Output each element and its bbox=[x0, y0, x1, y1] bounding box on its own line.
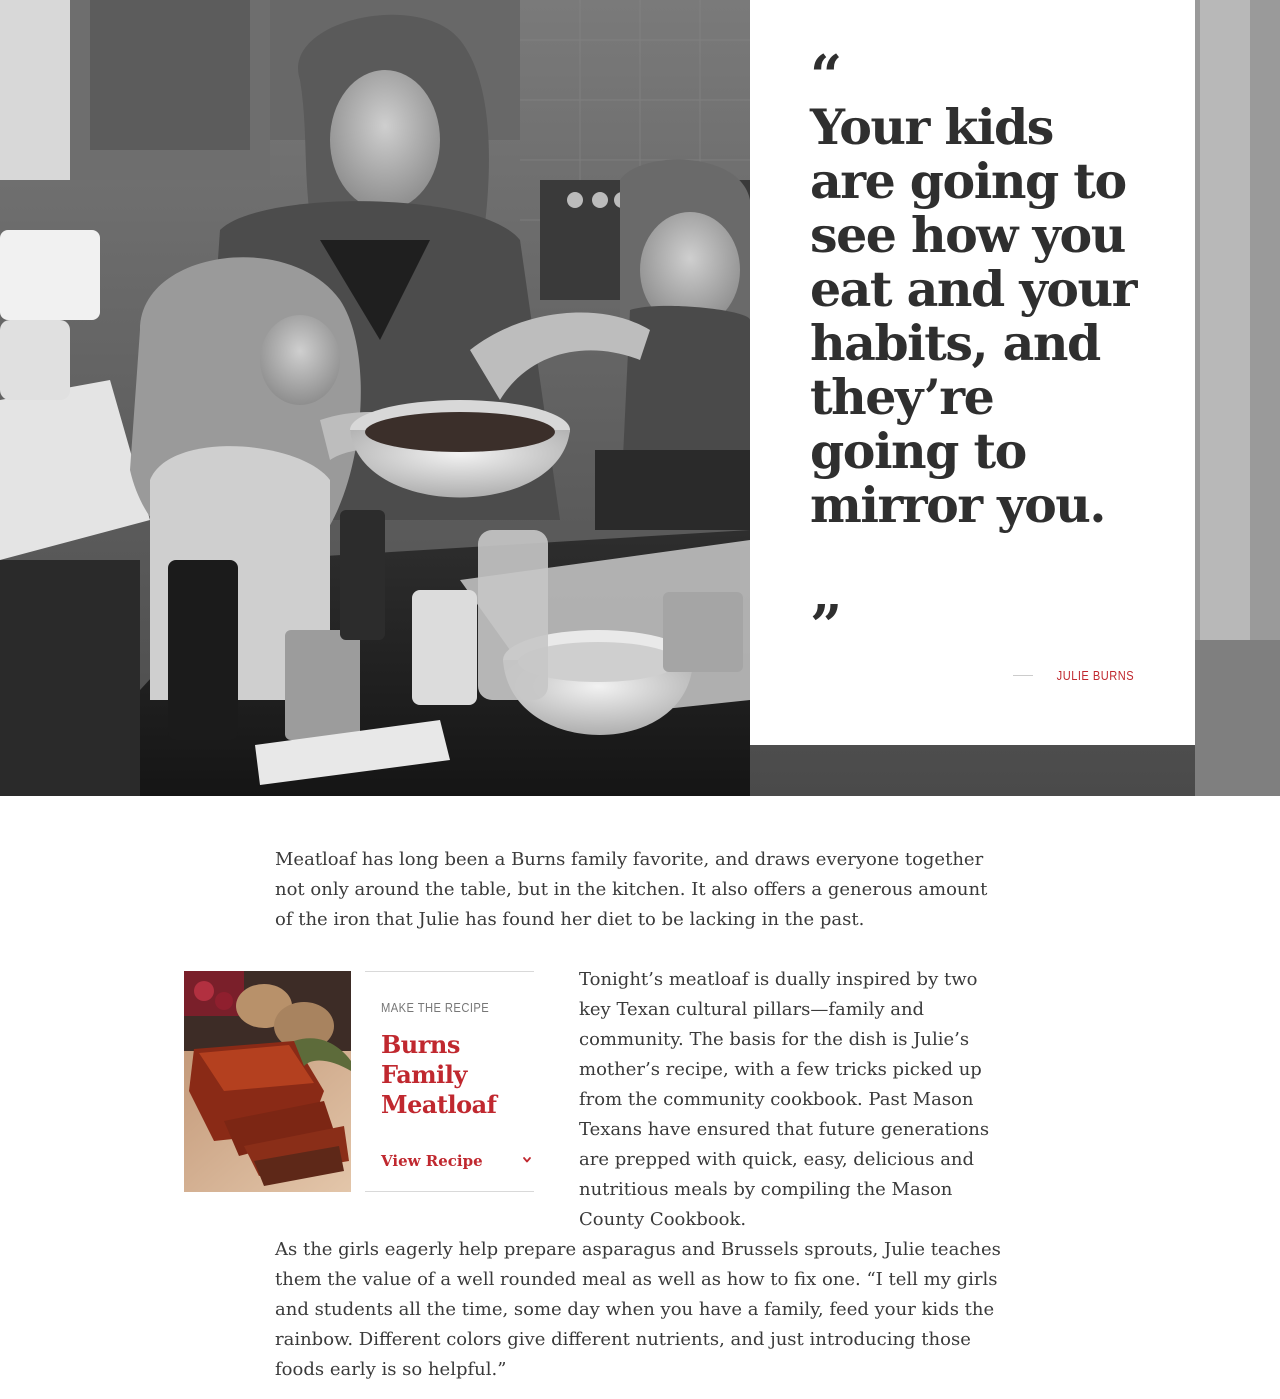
meatloaf-photo bbox=[184, 971, 351, 1192]
quote-attribution bbox=[1013, 668, 1134, 683]
quote-author-name: JULIE BURNS bbox=[1056, 668, 1134, 683]
close-quote-mark: ” bbox=[810, 593, 843, 659]
article-paragraph: Tonight’s meatloaf is dually inspired by two key Texan cultural pillars—family and community. The basis for the dish is Julie’s mother’s recipe, with a few tricks picked up from the community cookbook. Past Mason Texans have ensured that future generations are prepped with quick, easy, delicious and nutritious meals by compiling the Mason County Cookbook. bbox=[579, 969, 990, 1230]
open-quote-mark: “ bbox=[810, 43, 843, 109]
chevron-down-icon[interactable] bbox=[520, 1153, 534, 1167]
article-paragraph: As the girls eagerly help prepare asparagus and Brussels sprouts, Julie teaches them the value of a well rounded meal as well as how to fix one. “I tell my girls and students all the time, some day when you have a family, feed your kids the rainbow. Different colors give different nutrients, and just introducing those foods early is so helpful.” bbox=[275, 1239, 1001, 1380]
recipe-eyebrow: MAKE THE RECIPE bbox=[381, 1000, 490, 1015]
recipe-card bbox=[365, 971, 534, 1192]
view-recipe-link[interactable]: View Recipe bbox=[381, 1152, 483, 1170]
recipe-thumbnail-meatloaf[interactable] bbox=[184, 971, 351, 1192]
recipe-title[interactable]: Burns Family Meatloaf bbox=[381, 1030, 497, 1119]
article-paragraph: Meatloaf has long been a Burns family favorite, and draws everyone together not only around the table, but in the kitchen. It also offers a generous amount of the iron that Julie has found her diet to be lacking in the past. bbox=[275, 849, 988, 930]
pull-quote-text: Your kids are going to see how you eat and your habits, and they’re going to mirror you. bbox=[810, 98, 1136, 534]
pull-quote-card bbox=[750, 0, 1195, 745]
attribution-rule bbox=[1013, 675, 1033, 676]
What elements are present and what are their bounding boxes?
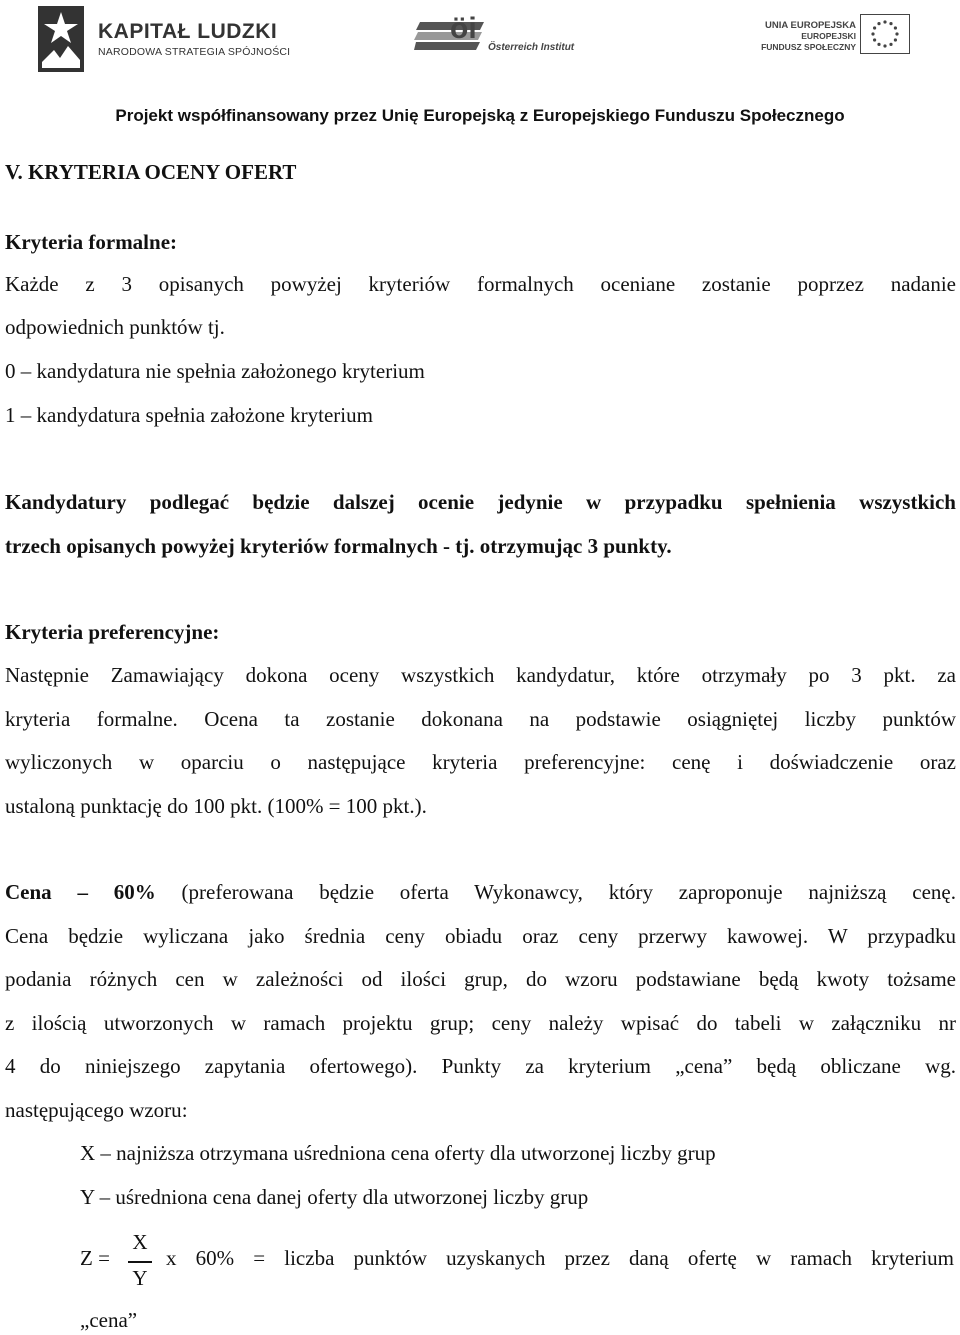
- formal-paragraph-line-1: Każde z 3 opisanych powyżej kryteriów formalnych oceniane zostanie poprzez nadanie: [5, 272, 956, 296]
- osterreich-institut-logo: [414, 12, 594, 58]
- preference-criteria-heading: Kryteria preferencyjne:: [5, 620, 220, 644]
- fraction-bar: [128, 1261, 152, 1263]
- formal-paragraph-line-2: odpowiednich punktów tj.: [5, 315, 225, 339]
- price-paragraph-line-3: podania różnych cen w zależności od ilości grup, do wzoru podstawiane będą kwoty tożsame: [5, 967, 956, 991]
- page-header: [0, 0, 960, 100]
- price-paragraph-line-5: 4 do niniejszego zapytania ofertowego). Punkty za kryterium „cena” będą obliczane wg.: [5, 1054, 956, 1078]
- kapital-ludzki-logo: [38, 6, 298, 76]
- formal-criteria-heading: Kryteria formalne:: [5, 230, 178, 254]
- section-title: V. KRYTERIA OCENY OFERT: [5, 160, 297, 184]
- price-paragraph-line-2: [5, 923, 956, 949]
- eu-logo: [752, 14, 922, 64]
- preference-paragraph-line-3: [5, 749, 956, 775]
- score-zero-line: 0 – kandydatura nie spełnia założonego kryterium: [5, 359, 425, 383]
- price-line-2-part-a: Cena będzie wyliczana jako średnia ceny obiadu oraz ceny przerwy kawowej.: [5, 924, 809, 948]
- price-line-1-text: (preferowana będzie oferta Wykonawcy, który zaproponuje najniższą cenę.: [155, 880, 956, 904]
- price-criterion-label: Cena – 60%: [5, 880, 156, 904]
- price-line-2-part-b: W przypadku: [808, 924, 956, 948]
- formula-z-label: Z =: [80, 1246, 110, 1270]
- fraction-denominator: Y: [132, 1266, 148, 1290]
- formula-x-definition: X – najniższa otrzymana uśredniona cena oferty dla utworzonej liczby grup: [80, 1141, 716, 1165]
- price-paragraph-line-6: [5, 1097, 956, 1123]
- preference-line-2-part-a: kryteria formalne.: [5, 707, 178, 731]
- formula-fraction: [122, 1230, 158, 1294]
- preference-line-3-part-b: cenę i doświadczenie oraz: [645, 750, 956, 774]
- formula-y-definition: Y – uśredniona cena danej oferty dla utworzonej liczby grup: [80, 1185, 589, 1209]
- price-paragraph-line-4: z ilością utworzonych w ramach projektu grup; ceny należy wpisać do tabeli w załączniku nr: [5, 1011, 956, 1035]
- formal-requirement-line-2: trzech opisanych powyżej kryteriów formalnych - tj. otrzymując 3 punkty.: [5, 534, 672, 558]
- preference-line-2-part-b: Ocena ta zostanie dokonana na podstawie osiągniętej liczby punktów: [177, 707, 956, 731]
- preference-paragraph-line-1: Następnie Zamawiający dokona oceny wszystkich kandydatur, które otrzymały po 3 pkt. za: [5, 663, 956, 687]
- score-one-line: 1 – kandydatura spełnia założone kryterium: [5, 403, 373, 427]
- preference-paragraph-line-2: [5, 706, 956, 732]
- formula-rhs: x 60% = liczba punktów uzyskanych przez daną ofertę w ramach kryterium: [166, 1246, 954, 1270]
- oi-mark: öi: [450, 12, 477, 45]
- price-paragraph-line-1: [5, 879, 956, 905]
- eu-line-2: EUROPEJSKI: [801, 31, 856, 41]
- eu-text: [752, 20, 856, 53]
- formal-requirement-line-1: Kandydatury podlegać będzie dalszej ocenie jedynie w przypadku spełnienia wszystkich: [5, 490, 956, 514]
- eu-line-3: FUNDUSZ SPOŁECZNY: [761, 42, 856, 52]
- kapital-ludzki-title: KAPITAŁ LUDZKI: [98, 20, 278, 43]
- kapital-ludzki-emblem-icon: [38, 6, 84, 72]
- price-line-6-part-b: :: [181, 1098, 188, 1122]
- fraction-numerator: X: [132, 1230, 148, 1254]
- eu-flag-icon: [860, 14, 910, 54]
- kapital-ludzki-subtitle: NARODOWA STRATEGIA SPÓJNOŚCI: [98, 46, 291, 58]
- price-line-6-part-a: następującego wzoru: [5, 1098, 182, 1122]
- formula-cena-word: „cena”: [80, 1308, 138, 1332]
- oi-subtitle: Österreich Institut: [488, 42, 575, 53]
- preference-paragraph-line-4: ustaloną punktację do 100 pkt. (100% = 100 pkt.).: [5, 794, 427, 818]
- eu-line-1: UNIA EUROPEJSKA: [765, 20, 856, 31]
- preference-line-3-part-a: wyliczonych w oparciu o następujące kryteria preferencyjne:: [5, 750, 646, 774]
- project-cofinanced-line: Projekt współfinansowany przez Unię Europejską z Europejskiego Funduszu Społecznego: [115, 106, 845, 125]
#####
# WHAT THE EXERCISE ASKS:
Rewrite every line of the material above as a single numbered list. Skip blank lines and leave the pictures out.

# SOLUTION TO THIS EXERCISE:
1. Output each element and its bbox=[x0, y0, x1, y1] bounding box on its own line.
2. meatloaf-photo bbox=[184, 971, 351, 1192]
3. quote-attribution bbox=[1013, 668, 1134, 683]
4. quote-author-name: JULIE BURNS bbox=[1056, 668, 1134, 683]
5. close-quote-mark: ” bbox=[810, 593, 843, 659]
6. article-paragraph: Tonight’s meatloaf is dually inspired by two key Texan cultural pillars—family and community. The basis for the dish is Julie’s mother’s recipe, with a few tricks picked up from the community cookbook. Past Mason Texans have ensured that future generations are prepped with quick, easy, delicious and nutritious meals by compiling the Mason County Cookbook. bbox=[579, 969, 990, 1230]
7. open-quote-mark: “ bbox=[810, 43, 843, 109]
8. chevron-down-icon[interactable] bbox=[520, 1153, 534, 1167]
9. article-paragraph: As the girls eagerly help prepare asparagus and Brussels sprouts, Julie teaches them the value of a well rounded meal as well as how to fix one. “I tell my girls and students all the time, some day when you have a family, feed your kids the rainbow. Different colors give different nutrients, and just introducing those foods early is so helpful.” bbox=[275, 1239, 1001, 1380]
10. recipe-eyebrow: MAKE THE RECIPE bbox=[381, 1000, 490, 1015]
11. recipe-card bbox=[365, 971, 534, 1192]
12. view-recipe-link[interactable]: View Recipe bbox=[381, 1152, 483, 1170]
13. recipe-thumbnail-meatloaf[interactable] bbox=[184, 971, 351, 1192]
14. recipe-title[interactable]: Burns Family Meatloaf bbox=[381, 1030, 497, 1119]
15. article-paragraph: Meatloaf has long been a Burns family favorite, and draws everyone together not only around the table, but in the kitchen. It also offers a generous amount of the iron that Julie has found her diet to be lacking in the past. bbox=[275, 849, 988, 930]
16. pull-quote-text: Your kids are going to see how you eat and your habits, and they’re going to mirror you. bbox=[810, 98, 1136, 534]
17. pull-quote-card bbox=[750, 0, 1195, 745]
18. attribution-rule bbox=[1013, 675, 1033, 676]
19. What elements are present and what are their bounding boxes?
20. - formal-paragraph-line-1: Każde z 3 opisanych powyżej kryteriów formalnych oceniane zostanie poprzez nadanie: [5, 272, 956, 296]
21. - osterreich-institut-logo: [414, 12, 594, 58]
22. - preference-criteria-heading: Kryteria preferencyjne:: [5, 620, 220, 644]
23. - fraction-bar: [128, 1261, 152, 1263]
24. - formal-paragraph-line-2: odpowiednich punktów tj.: [5, 315, 225, 339]
25. - price-paragraph-line-3: podania różnych cen w zależności od ilości grup, do wzoru podstawiane będą kwoty tożsame: [5, 967, 956, 991]
26. - page-header: [0, 0, 960, 100]
27. - price-paragraph-line-5: 4 do niniejszego zapytania ofertowego). Punkty za kryterium „cena” będą obliczane wg.: [5, 1054, 956, 1078]
28. - kapital-ludzki-logo: [38, 6, 298, 76]
29. - formal-criteria-heading: Kryteria formalne:: [5, 230, 178, 254]
30. - section-title: V. KRYTERIA OCENY OFERT: [5, 160, 297, 184]
31. - price-paragraph-line-2: [5, 923, 956, 949]
32. - eu-logo: [752, 14, 922, 64]
33. - preference-paragraph-line-3: [5, 749, 956, 775]
34. - score-zero-line: 0 – kandydatura nie spełnia założonego kryterium: [5, 359, 425, 383]
35. - price-line-2-part-a: Cena będzie wyliczana jako średnia ceny obiadu oraz ceny przerwy kawowej.: [5, 924, 809, 948]
36. - price-line-1-text: (preferowana będzie oferta Wykonawcy, który zaproponuje najniższą cenę.: [155, 880, 956, 904]
37. - price-criterion-label: Cena – 60%: [5, 880, 156, 904]
38. - price-line-2-part-b: W przypadku: [808, 924, 956, 948]
39. - formula-z-label: Z =: [80, 1246, 110, 1270]
40. - fraction-denominator: Y: [132, 1266, 148, 1290]
41. - formula-x-definition: X – najniższa otrzymana uśredniona cena oferty dla utworzonej liczby grup: [80, 1141, 716, 1165]
42. - price-paragraph-line-6: [5, 1097, 956, 1123]
43. - preference-line-2-part-a: kryteria formalne.: [5, 707, 178, 731]
44. - formula-fraction: [122, 1230, 158, 1294]
45. - preference-line-3-part-b: cenę i doświadczenie oraz: [645, 750, 956, 774]
46. - formula-y-definition: Y – uśredniona cena danej oferty dla utworzonej liczby grup: [80, 1185, 589, 1209]
47. - price-paragraph-line-4: z ilością utworzonych w ramach projektu grup; ceny należy wpisać do tabeli w załączniku nr: [5, 1011, 956, 1035]
48. - formal-requirement-line-2: trzech opisanych powyżej kryteriów formalnych - tj. otrzymując 3 punkty.: [5, 534, 672, 558]
49. - preference-line-2-part-b: Ocena ta zostanie dokonana na podstawie osiągniętej liczby punktów: [177, 707, 956, 731]
50. - preference-paragraph-line-1: Następnie Zamawiający dokona oceny wszystkich kandydatur, które otrzymały po 3 pkt. za: [5, 663, 956, 687]
51. - score-one-line: 1 – kandydatura spełnia założone kryterium: [5, 403, 373, 427]
52. - preference-paragraph-line-2: [5, 706, 956, 732]
53. - formula-rhs: x 60% = liczba punktów uzyskanych przez daną ofertę w ramach kryterium: [166, 1246, 954, 1270]
54. - oi-mark: öi: [450, 12, 477, 45]
55. - price-paragraph-line-1: [5, 879, 956, 905]
56. - eu-line-2: EUROPEJSKI: [801, 31, 856, 41]
57. - eu-text: [752, 20, 856, 53]
58. - formal-requirement-line-1: Kandydatury podlegać będzie dalszej ocenie jedynie w przypadku spełnienia wszystkich: [5, 490, 956, 514]
59. - eu-line-3: FUNDUSZ SPOŁECZNY: [761, 42, 856, 52]
60. - kapital-ludzki-title: KAPITAŁ LUDZKI: [98, 20, 278, 43]
61. - kapital-ludzki-emblem-icon: [38, 6, 84, 72]
62. - price-line-6-part-b: :: [181, 1098, 188, 1122]
63. - fraction-numerator: X: [132, 1230, 148, 1254]
64. - eu-flag-icon: [860, 14, 910, 54]
65. - kapital-ludzki-subtitle: NARODOWA STRATEGIA SPÓJNOŚCI: [98, 46, 291, 58]
66. - price-line-6-part-a: następującego wzoru: [5, 1098, 182, 1122]
67. - formula-cena-word: „cena”: [80, 1308, 138, 1332]
68. - oi-subtitle: Österreich Institut: [488, 42, 575, 53]
69. - preference-paragraph-line-4: ustaloną punktację do 100 pkt. (100% = 100 pkt.).: [5, 794, 427, 818]
70. - eu-line-1: UNIA EUROPEJSKA: [765, 20, 856, 31]
71. - preference-line-3-part-a: wyliczonych w oparciu o następujące kryteria preferencyjne:: [5, 750, 646, 774]
72. - project-cofinanced-line: Projekt współfinansowany przez Unię Europejską z Europejskiego Funduszu Społecznego: [115, 106, 845, 125]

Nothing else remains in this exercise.